[Opening DATASET RECORDS section]

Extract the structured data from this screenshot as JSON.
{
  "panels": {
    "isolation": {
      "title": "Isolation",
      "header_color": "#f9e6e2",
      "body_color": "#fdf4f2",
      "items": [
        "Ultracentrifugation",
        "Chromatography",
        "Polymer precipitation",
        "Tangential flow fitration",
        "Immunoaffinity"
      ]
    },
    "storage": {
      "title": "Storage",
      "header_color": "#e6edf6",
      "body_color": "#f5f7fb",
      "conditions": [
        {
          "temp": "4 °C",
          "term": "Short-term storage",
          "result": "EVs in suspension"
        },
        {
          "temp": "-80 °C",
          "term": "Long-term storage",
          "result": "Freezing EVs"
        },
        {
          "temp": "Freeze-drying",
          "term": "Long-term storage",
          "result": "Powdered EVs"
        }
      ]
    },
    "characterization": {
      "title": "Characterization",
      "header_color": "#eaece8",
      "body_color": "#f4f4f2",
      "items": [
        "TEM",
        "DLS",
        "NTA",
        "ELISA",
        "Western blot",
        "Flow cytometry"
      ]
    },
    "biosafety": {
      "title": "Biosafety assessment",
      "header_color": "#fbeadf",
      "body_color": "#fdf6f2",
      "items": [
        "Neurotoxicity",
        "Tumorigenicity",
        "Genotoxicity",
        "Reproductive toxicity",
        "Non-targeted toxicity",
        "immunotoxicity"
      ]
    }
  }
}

[Closing DATASET RECORDS section]

*HOW TO COMPLETE THIS TASK*. Your answer should be the full listing, copied exactly.

*THE ANSWER*.
Extract the structured data from this screenshot as JSON.
{
  "panels": {
    "isolation": {
      "title": "Isolation",
      "header_color": "#f9e6e2",
      "body_color": "#fdf4f2",
      "items": [
        "Ultracentrifugation",
        "Chromatography",
        "Polymer precipitation",
        "Tangential flow fitration",
        "Immunoaffinity"
      ]
    },
    "storage": {
      "title": "Storage",
      "header_color": "#e6edf6",
      "body_color": "#f5f7fb",
      "conditions": [
        {
          "temp": "4 °C",
          "term": "Short-term storage",
          "result": "EVs in suspension"
        },
        {
          "temp": "-80 °C",
          "term": "Long-term storage",
          "result": "Freezing EVs"
        },
        {
          "temp": "Freeze-drying",
          "term": "Long-term storage",
          "result": "Powdered EVs"
        }
      ]
    },
    "characterization": {
      "title": "Characterization",
      "header_color": "#eaece8",
      "body_color": "#f4f4f2",
      "items": [
        "TEM",
        "DLS",
        "NTA",
        "ELISA",
        "Western blot",
        "Flow cytometry"
      ]
    },
    "biosafety": {
      "title": "Biosafety assessment",
      "header_color": "#fbeadf",
      "body_color": "#fdf6f2",
      "items": [
        "Neurotoxicity",
        "Tumorigenicity",
        "Genotoxicity",
        "Reproductive toxicity",
        "Non-targeted toxicity",
        "immunotoxicity"
      ]
    }
  }
}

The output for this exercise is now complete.